PROBLEM STATEMENT: Repeat all of the records below word for word, leaving out the pictures.

===== MATERIALS PROVIDED

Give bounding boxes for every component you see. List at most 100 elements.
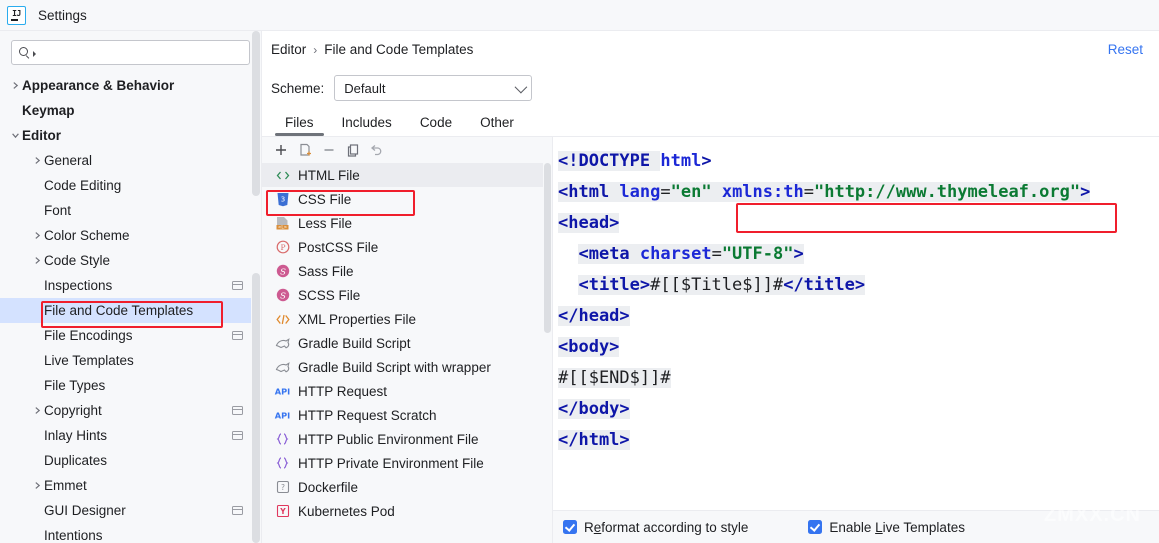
code-token: " (814, 182, 824, 202)
template-list-item[interactable]: HTML File (262, 163, 552, 187)
sidebar-item-code-style[interactable]: Code Style (0, 248, 261, 273)
svg-text:S: S (280, 291, 286, 301)
template-list-item[interactable]: <L>Less File (262, 211, 552, 235)
sidebar-item-live-templates[interactable]: Live Templates (0, 348, 261, 373)
sidebar-item-keymap[interactable]: Keymap (0, 98, 261, 123)
code-line[interactable]: #[[$END$]]# (553, 362, 1159, 393)
template-list-item[interactable]: Gradle Build Script with wrapper (262, 355, 552, 379)
template-list-item[interactable]: 3CSS File (262, 187, 552, 211)
code-token: = (712, 244, 722, 264)
template-list-scrollbar-track[interactable] (543, 163, 552, 543)
tab-includes[interactable]: Includes (328, 108, 406, 136)
template-list-item-label: XML Properties File (298, 312, 416, 327)
checkbox-checked-icon[interactable] (563, 520, 577, 534)
sidebar-item-inspections[interactable]: Inspections (0, 273, 261, 298)
template-list-item[interactable]: APIHTTP Request Scratch (262, 403, 552, 427)
template-code-editor[interactable]: <!DOCTYPE html><html lang="en" xmlns:th=… (553, 137, 1159, 510)
sidebar-item-gui-designer[interactable]: GUI Designer (0, 498, 261, 523)
code-line[interactable]: <html lang="en" xmlns:th="http://www.thy… (553, 176, 1159, 207)
sidebar-item-inlay-hints[interactable]: Inlay Hints (0, 423, 261, 448)
code-line[interactable]: <!DOCTYPE html> (553, 145, 1159, 176)
settings-detail-panel: Editor › File and Code Templates Reset S… (262, 31, 1159, 543)
chevron-right-icon[interactable] (30, 156, 44, 165)
add-button[interactable] (270, 139, 292, 161)
sidebar-item-copyright[interactable]: Copyright (0, 398, 261, 423)
template-list-item[interactable]: SSCSS File (262, 283, 552, 307)
template-list-item[interactable]: Gradle Build Script (262, 331, 552, 355)
template-list-item[interactable]: YKubernetes Pod (262, 499, 552, 523)
template-list-item[interactable]: API HTTP Request (262, 379, 552, 403)
template-list-pane: HTML File3CSS File<L>Less File P PostCSS F… (262, 137, 553, 543)
tab-files[interactable]: Files (271, 108, 328, 136)
code-line[interactable]: <head> (553, 207, 1159, 238)
sidebar-item-font[interactable]: Font (0, 198, 261, 223)
sidebar-item-color-scheme[interactable]: Color Scheme (0, 223, 261, 248)
sidebar-item-editor[interactable]: Editor (0, 123, 261, 148)
code-token (558, 244, 578, 264)
code-line[interactable]: </body> (553, 393, 1159, 424)
remove-button[interactable] (318, 139, 340, 161)
code-line[interactable]: <title>#[[$Title$]]#</title> (553, 269, 1159, 300)
sidebar-item-duplicates[interactable]: Duplicates (0, 448, 261, 473)
template-list-item[interactable]: P PostCSS File (262, 235, 552, 259)
sidebar-item-intentions[interactable]: Intentions (0, 523, 261, 543)
search-box[interactable] (11, 40, 250, 65)
template-list-item[interactable]: SSass File (262, 259, 552, 283)
svg-text:<L>: <L> (278, 224, 288, 229)
reset-to-default-button[interactable] (366, 139, 388, 161)
code-token: "en" (671, 182, 712, 202)
settings-tree[interactable]: Appearance & BehaviorKeymapEditorGeneral… (0, 71, 261, 543)
code-token (558, 275, 578, 295)
svg-text:P: P (280, 243, 285, 252)
template-list[interactable]: HTML File3CSS File<L>Less File P PostCSS F… (262, 163, 552, 543)
template-list-item[interactable]: XML Properties File (262, 307, 552, 331)
copy-template-button[interactable] (294, 139, 316, 161)
sidebar-item-general[interactable]: General (0, 148, 261, 173)
template-list-item[interactable]: ?Dockerfile (262, 475, 552, 499)
code-line[interactable]: <meta charset="UTF-8"> (553, 238, 1159, 269)
angle-brackets-icon (274, 167, 291, 183)
sidebar-item-code-editing[interactable]: Code Editing (0, 173, 261, 198)
code-line[interactable]: </head> (553, 300, 1159, 331)
template-tabs[interactable]: FilesIncludesCodeOther (262, 108, 1159, 137)
sidebar-item-file-encodings[interactable]: File Encodings (0, 323, 261, 348)
template-list-item[interactable]: HTTP Public Environment File (262, 427, 552, 451)
enable-live-templates-checkbox[interactable]: Enable Live Templates (808, 520, 965, 535)
template-list-item[interactable]: HTTP Private Environment File (262, 451, 552, 475)
reset-link[interactable]: Reset (1108, 42, 1143, 57)
template-list-item-label: PostCSS File (298, 240, 378, 255)
template-list-item-label: HTTP Request (298, 384, 387, 399)
tab-code[interactable]: Code (406, 108, 466, 136)
project-level-settings-icon (232, 506, 243, 515)
code-token: xmlns:th (722, 182, 804, 202)
chevron-right-icon[interactable] (30, 231, 44, 240)
sidebar-scrollbar-thumb-lower[interactable] (252, 273, 260, 543)
duplicate-icon[interactable] (342, 139, 364, 161)
template-toolbar[interactable] (262, 137, 552, 163)
chevron-right-icon[interactable] (30, 256, 44, 265)
sidebar-scrollbar-thumb[interactable] (252, 31, 260, 196)
sidebar-item-appearance-behavior[interactable]: Appearance & Behavior (0, 73, 261, 98)
tab-other[interactable]: Other (466, 108, 528, 136)
breadcrumb-part-editor[interactable]: Editor (271, 42, 306, 57)
template-list-scrollbar-thumb[interactable] (544, 163, 551, 333)
breadcrumb-separator-icon: › (313, 43, 317, 57)
chevron-right-icon[interactable] (8, 81, 22, 90)
code-line[interactable]: </html> (553, 424, 1159, 455)
scheme-select[interactable]: Default (334, 75, 532, 101)
sidebar-item-emmet[interactable]: Emmet (0, 473, 261, 498)
api-icon: API (274, 383, 291, 399)
chevron-right-icon[interactable] (30, 406, 44, 415)
code-line[interactable]: <body> (553, 331, 1159, 362)
chevron-down-icon[interactable] (8, 131, 22, 140)
chevron-right-icon[interactable] (30, 481, 44, 490)
reformat-according-to-style-checkbox[interactable]: Reformat according to style (563, 520, 748, 535)
window-titlebar: IJ Settings (0, 0, 1159, 31)
project-level-settings-icon (232, 331, 243, 340)
checkbox-checked-icon[interactable] (808, 520, 822, 534)
breadcrumb-part-file-and-code-templates: File and Code Templates (324, 42, 473, 57)
sidebar-item-file-types[interactable]: File Types (0, 373, 261, 398)
sidebar-item-file-and-code-templates[interactable]: File and Code Templates (0, 298, 261, 323)
search-input[interactable] (36, 45, 243, 61)
sidebar-scrollbar-track[interactable] (251, 31, 261, 543)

==========

FINISHED ANSWER:
Give bounding boxes for every component you see. List at most 100 elements.
code-token: " (814, 182, 824, 202)
template-list-item[interactable]: HTML File (262, 163, 552, 187)
sidebar-item-code-style[interactable]: Code Style (0, 248, 261, 273)
svg-text:S: S (280, 291, 286, 301)
template-list-item[interactable]: <L>Less File (262, 211, 552, 235)
sidebar-item-live-templates[interactable]: Live Templates (0, 348, 261, 373)
sidebar-item-keymap[interactable]: Keymap (0, 98, 261, 123)
code-line[interactable]: #[[$END$]]# (553, 362, 1159, 393)
template-list-item[interactable]: Gradle Build Script with wrapper (262, 355, 552, 379)
template-list-item[interactable]: 3CSS File (262, 187, 552, 211)
code-token: = (712, 244, 722, 264)
template-list-scrollbar-track[interactable] (543, 163, 552, 543)
tab-includes[interactable]: Includes (328, 108, 406, 136)
template-list-item-label: XML Properties File (298, 312, 416, 327)
checkbox-checked-icon[interactable] (563, 520, 577, 534)
sidebar-item-inspections[interactable]: Inspections (0, 273, 261, 298)
template-list-item[interactable]: APIHTTP Request Scratch (262, 403, 552, 427)
template-code-editor[interactable]: <!DOCTYPE html><html lang="en" xmlns:th=… (553, 137, 1159, 510)
sidebar-item-gui-designer[interactable]: GUI Designer (0, 498, 261, 523)
code-line[interactable]: <html lang="en" xmlns:th="http://www.thy… (553, 176, 1159, 207)
sidebar-item-inlay-hints[interactable]: Inlay Hints (0, 423, 261, 448)
code-line[interactable]: <!DOCTYPE html> (553, 145, 1159, 176)
settings-detail-panel: Editor › File and Code Templates Reset S… (262, 31, 1159, 543)
chevron-right-icon[interactable] (30, 156, 44, 165)
add-button[interactable] (270, 139, 292, 161)
sidebar-item-copyright[interactable]: Copyright (0, 398, 261, 423)
template-list-item[interactable]: SSCSS File (262, 283, 552, 307)
template-list-item[interactable]: Gradle Build Script (262, 331, 552, 355)
template-list-item[interactable]: YKubernetes Pod (262, 499, 552, 523)
template-list-item[interactable]: API HTTP Request (262, 379, 552, 403)
template-list-pane: HTML File3CSS File<L>Less File P PostCSS F… (262, 137, 553, 543)
tab-files[interactable]: Files (271, 108, 328, 136)
code-line[interactable]: <head> (553, 207, 1159, 238)
sidebar-item-font[interactable]: Font (0, 198, 261, 223)
sidebar-item-color-scheme[interactable]: Color Scheme (0, 223, 261, 248)
sidebar-item-editor[interactable]: Editor (0, 123, 261, 148)
code-token (558, 244, 578, 264)
code-line[interactable]: </body> (553, 393, 1159, 424)
remove-button[interactable] (318, 139, 340, 161)
code-line[interactable]: <title>#[[$Title$]]#</title> (553, 269, 1159, 300)
sidebar-item-duplicates[interactable]: Duplicates (0, 448, 261, 473)
template-list-item[interactable]: P PostCSS File (262, 235, 552, 259)
sidebar-item-intentions[interactable]: Intentions (0, 523, 261, 543)
search-box[interactable] (11, 40, 250, 65)
template-list-item[interactable]: SSass File (262, 259, 552, 283)
svg-text:<L>: <L> (278, 224, 288, 229)
reset-to-default-button[interactable] (366, 139, 388, 161)
code-token: "en" (671, 182, 712, 202)
settings-tree[interactable]: Appearance & BehaviorKeymapEditorGeneral… (0, 71, 261, 543)
code-token (558, 275, 578, 295)
svg-text:P: P (280, 243, 285, 252)
template-list[interactable]: HTML File3CSS File<L>Less File P PostCSS F… (262, 163, 552, 543)
template-list-item[interactable]: XML Properties File (262, 307, 552, 331)
copy-template-button[interactable] (294, 139, 316, 161)
sidebar-item-general[interactable]: General (0, 148, 261, 173)
template-list-item[interactable]: ?Dockerfile (262, 475, 552, 499)
code-line[interactable]: <meta charset="UTF-8"> (553, 238, 1159, 269)
angle-brackets-icon (274, 167, 291, 183)
sidebar-item-code-editing[interactable]: Code Editing (0, 173, 261, 198)
code-line[interactable]: </head> (553, 300, 1159, 331)
template-tabs[interactable]: FilesIncludesCodeOther (262, 108, 1159, 137)
sidebar-item-file-encodings[interactable]: File Encodings (0, 323, 261, 348)
template-list-item[interactable]: HTTP Public Environment File (262, 427, 552, 451)
enable-live-templates-checkbox[interactable]: Enable Live Templates (808, 520, 965, 535)
template-list-item[interactable]: HTTP Private Environment File (262, 451, 552, 475)
reset-link[interactable]: Reset (1108, 42, 1143, 57)
template-list-item-label: PostCSS File (298, 240, 378, 255)
template-list-item-label: HTTP Request (298, 384, 387, 399)
tab-code[interactable]: Code (406, 108, 466, 136)
project-level-settings-icon (232, 506, 243, 515)
code-token: xmlns:th (722, 182, 804, 202)
chevron-right-icon[interactable] (30, 231, 44, 240)
sidebar-scrollbar-thumb-lower[interactable] (252, 273, 260, 543)
duplicate-icon[interactable] (342, 139, 364, 161)
template-toolbar[interactable] (262, 137, 552, 163)
chevron-right-icon[interactable] (30, 256, 44, 265)
sidebar-scrollbar-thumb[interactable] (252, 31, 260, 196)
sidebar-item-appearance-behavior[interactable]: Appearance & Behavior (0, 73, 261, 98)
tab-other[interactable]: Other (466, 108, 528, 136)
breadcrumb-part-editor[interactable]: Editor (271, 42, 306, 57)
template-list-scrollbar-thumb[interactable] (544, 163, 551, 333)
breadcrumb-separator-icon: › (313, 43, 317, 57)
chevron-right-icon[interactable] (8, 81, 22, 90)
code-line[interactable]: </html> (553, 424, 1159, 455)
scheme-select[interactable]: Default (334, 75, 532, 101)
sidebar-item-emmet[interactable]: Emmet (0, 473, 261, 498)
api-icon: API (274, 383, 291, 399)
chevron-right-icon[interactable] (30, 406, 44, 415)
code-line[interactable]: <body> (553, 331, 1159, 362)
chevron-down-icon[interactable] (8, 131, 22, 140)
chevron-right-icon[interactable] (30, 481, 44, 490)
reformat-according-to-style-checkbox[interactable]: Reformat according to style (563, 520, 748, 535)
window-titlebar: IJ Settings (0, 0, 1159, 31)
project-level-settings-icon (232, 331, 243, 340)
checkbox-checked-icon[interactable] (808, 520, 822, 534)
breadcrumb-part-file-and-code-templates: File and Code Templates (324, 42, 473, 57)
sidebar-item-file-types[interactable]: File Types (0, 373, 261, 398)
sidebar-item-file-and-code-templates[interactable]: File and Code Templates (0, 298, 261, 323)
search-input[interactable] (36, 45, 243, 61)
sidebar-scrollbar-track[interactable] (251, 31, 261, 543)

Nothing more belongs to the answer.